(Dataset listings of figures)
★ ★ ★ ★ ★ ★ ★

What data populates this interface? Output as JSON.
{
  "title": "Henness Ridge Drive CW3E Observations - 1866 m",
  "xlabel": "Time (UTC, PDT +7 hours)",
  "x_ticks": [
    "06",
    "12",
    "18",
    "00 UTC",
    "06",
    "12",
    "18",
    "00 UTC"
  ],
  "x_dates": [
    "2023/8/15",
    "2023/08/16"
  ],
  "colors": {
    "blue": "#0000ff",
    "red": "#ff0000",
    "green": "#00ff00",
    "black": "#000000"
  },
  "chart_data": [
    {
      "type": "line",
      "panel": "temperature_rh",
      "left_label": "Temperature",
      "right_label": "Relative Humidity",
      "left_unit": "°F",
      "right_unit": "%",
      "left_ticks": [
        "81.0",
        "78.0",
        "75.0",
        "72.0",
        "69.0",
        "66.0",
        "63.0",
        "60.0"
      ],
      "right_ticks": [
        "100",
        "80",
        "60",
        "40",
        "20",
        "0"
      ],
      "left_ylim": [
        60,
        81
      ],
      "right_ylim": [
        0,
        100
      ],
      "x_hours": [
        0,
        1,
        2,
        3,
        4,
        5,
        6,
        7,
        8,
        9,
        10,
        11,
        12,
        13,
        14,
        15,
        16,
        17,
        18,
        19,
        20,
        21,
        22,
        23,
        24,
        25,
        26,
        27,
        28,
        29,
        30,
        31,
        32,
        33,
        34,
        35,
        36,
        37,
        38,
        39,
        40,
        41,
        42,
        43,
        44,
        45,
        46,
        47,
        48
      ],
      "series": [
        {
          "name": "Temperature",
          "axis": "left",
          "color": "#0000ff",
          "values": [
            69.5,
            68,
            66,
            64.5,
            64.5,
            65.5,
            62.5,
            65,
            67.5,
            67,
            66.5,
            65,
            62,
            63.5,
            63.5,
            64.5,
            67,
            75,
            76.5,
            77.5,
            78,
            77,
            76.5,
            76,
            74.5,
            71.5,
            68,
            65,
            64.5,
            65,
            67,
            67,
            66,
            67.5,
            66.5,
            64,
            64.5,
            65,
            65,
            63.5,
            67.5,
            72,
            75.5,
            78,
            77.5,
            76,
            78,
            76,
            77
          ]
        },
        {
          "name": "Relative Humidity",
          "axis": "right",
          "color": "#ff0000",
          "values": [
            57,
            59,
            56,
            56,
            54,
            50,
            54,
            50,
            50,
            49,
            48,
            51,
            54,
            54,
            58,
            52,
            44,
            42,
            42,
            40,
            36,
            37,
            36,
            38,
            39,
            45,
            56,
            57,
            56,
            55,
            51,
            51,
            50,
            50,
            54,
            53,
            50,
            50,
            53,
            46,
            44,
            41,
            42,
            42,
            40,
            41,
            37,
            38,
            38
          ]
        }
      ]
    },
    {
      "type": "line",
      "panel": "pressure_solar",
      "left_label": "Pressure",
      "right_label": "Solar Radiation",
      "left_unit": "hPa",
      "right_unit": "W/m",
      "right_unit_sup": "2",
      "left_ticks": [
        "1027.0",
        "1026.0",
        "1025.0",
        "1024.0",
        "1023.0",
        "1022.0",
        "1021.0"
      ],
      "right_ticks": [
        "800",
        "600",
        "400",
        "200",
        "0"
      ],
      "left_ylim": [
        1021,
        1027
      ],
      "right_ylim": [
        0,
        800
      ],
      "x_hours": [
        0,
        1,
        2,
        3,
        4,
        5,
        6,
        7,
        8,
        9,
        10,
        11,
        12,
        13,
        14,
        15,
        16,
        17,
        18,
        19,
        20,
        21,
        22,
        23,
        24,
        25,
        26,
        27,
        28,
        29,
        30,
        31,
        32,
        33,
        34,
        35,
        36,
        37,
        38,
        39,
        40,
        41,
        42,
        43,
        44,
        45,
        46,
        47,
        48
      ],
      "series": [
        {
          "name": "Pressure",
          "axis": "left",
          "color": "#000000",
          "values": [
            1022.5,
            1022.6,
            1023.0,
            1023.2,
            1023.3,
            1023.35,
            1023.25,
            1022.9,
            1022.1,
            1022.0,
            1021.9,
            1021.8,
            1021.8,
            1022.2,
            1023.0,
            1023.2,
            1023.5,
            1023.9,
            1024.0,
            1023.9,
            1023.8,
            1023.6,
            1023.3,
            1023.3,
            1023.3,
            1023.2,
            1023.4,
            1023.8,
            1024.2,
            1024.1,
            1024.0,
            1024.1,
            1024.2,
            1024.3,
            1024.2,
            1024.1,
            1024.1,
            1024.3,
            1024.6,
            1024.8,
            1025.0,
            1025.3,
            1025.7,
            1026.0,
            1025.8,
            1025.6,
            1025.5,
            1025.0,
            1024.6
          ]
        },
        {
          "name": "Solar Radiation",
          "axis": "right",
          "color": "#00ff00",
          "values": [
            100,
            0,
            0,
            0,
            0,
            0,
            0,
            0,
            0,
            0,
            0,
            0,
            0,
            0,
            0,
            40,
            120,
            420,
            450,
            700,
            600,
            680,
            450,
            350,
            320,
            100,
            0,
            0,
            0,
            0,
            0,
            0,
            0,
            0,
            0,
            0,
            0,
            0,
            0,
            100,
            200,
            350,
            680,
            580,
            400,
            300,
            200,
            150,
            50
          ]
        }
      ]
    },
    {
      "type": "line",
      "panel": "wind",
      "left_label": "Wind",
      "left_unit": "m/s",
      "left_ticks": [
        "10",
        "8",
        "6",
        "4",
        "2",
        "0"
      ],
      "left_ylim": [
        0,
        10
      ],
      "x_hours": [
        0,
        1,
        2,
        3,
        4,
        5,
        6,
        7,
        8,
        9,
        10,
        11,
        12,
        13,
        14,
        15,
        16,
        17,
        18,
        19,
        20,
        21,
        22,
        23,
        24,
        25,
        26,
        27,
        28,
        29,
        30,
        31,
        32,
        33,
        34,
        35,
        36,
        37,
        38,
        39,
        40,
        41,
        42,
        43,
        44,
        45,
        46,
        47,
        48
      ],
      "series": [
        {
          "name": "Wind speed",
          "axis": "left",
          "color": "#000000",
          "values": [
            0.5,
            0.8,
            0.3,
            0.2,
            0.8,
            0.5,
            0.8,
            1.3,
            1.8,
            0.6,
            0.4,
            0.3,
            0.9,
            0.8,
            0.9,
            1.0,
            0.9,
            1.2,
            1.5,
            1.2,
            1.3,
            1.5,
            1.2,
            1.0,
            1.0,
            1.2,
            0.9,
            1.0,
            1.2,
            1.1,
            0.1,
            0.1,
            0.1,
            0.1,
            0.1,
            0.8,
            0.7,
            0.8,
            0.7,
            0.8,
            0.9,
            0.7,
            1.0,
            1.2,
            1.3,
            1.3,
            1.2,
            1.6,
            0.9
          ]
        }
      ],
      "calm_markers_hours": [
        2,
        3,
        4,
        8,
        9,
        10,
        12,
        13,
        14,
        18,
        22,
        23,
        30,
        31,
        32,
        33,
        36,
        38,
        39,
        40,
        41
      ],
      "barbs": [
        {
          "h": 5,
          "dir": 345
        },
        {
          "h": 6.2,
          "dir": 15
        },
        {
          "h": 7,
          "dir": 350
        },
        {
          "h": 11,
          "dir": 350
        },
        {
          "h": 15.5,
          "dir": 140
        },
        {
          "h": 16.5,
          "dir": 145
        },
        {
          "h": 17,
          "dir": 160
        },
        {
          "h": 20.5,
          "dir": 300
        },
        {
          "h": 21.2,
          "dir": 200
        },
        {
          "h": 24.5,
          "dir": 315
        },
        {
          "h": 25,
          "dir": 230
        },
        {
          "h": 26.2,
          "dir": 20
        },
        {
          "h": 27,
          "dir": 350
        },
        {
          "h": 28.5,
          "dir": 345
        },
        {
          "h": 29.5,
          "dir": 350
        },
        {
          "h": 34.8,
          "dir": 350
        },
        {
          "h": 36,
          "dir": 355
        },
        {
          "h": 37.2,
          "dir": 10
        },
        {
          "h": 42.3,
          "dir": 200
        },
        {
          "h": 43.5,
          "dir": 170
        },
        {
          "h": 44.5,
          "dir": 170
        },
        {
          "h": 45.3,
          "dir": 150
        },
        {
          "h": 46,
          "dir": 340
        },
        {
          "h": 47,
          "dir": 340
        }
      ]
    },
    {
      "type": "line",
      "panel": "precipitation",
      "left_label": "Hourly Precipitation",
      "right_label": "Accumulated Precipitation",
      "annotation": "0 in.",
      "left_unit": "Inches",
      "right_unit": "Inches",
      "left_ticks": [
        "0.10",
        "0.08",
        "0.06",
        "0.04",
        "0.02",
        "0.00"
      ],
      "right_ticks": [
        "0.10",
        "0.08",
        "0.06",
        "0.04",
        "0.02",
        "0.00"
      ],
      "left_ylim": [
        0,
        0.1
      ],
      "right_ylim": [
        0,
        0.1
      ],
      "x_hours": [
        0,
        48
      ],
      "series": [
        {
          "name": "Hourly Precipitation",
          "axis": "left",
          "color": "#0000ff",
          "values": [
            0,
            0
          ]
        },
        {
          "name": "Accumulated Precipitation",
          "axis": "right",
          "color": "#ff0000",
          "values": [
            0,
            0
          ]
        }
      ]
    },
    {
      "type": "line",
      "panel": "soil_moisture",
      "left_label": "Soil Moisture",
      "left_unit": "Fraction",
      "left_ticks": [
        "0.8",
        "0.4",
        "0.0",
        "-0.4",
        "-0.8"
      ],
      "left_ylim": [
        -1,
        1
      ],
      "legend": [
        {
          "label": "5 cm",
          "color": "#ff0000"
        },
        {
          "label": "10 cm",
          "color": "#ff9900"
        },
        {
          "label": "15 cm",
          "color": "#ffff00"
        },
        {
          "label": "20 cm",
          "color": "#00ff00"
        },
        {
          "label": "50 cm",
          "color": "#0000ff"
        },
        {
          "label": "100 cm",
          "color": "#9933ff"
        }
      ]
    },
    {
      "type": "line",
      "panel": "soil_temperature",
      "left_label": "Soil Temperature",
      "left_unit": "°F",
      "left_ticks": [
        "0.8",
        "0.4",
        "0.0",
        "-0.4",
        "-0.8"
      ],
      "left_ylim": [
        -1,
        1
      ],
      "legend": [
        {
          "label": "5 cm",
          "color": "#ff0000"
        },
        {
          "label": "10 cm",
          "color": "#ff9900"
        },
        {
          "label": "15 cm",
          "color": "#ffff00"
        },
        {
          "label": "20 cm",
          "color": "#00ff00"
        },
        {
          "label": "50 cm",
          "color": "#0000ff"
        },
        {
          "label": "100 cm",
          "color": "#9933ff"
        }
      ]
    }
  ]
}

★ ★ ★ ★ ★ ★ ★

### Exercise task
Find each line holding the word "name" and copy it.

### Exercise result
          "name": "Temperature",
          "name": "Relative Humidity",
          "name": "Pressure",
          "name": "Solar Radiation",
          "name": "Wind speed",
          "name": "Hourly Precipitation",
          "name": "Accumulated Precipitation",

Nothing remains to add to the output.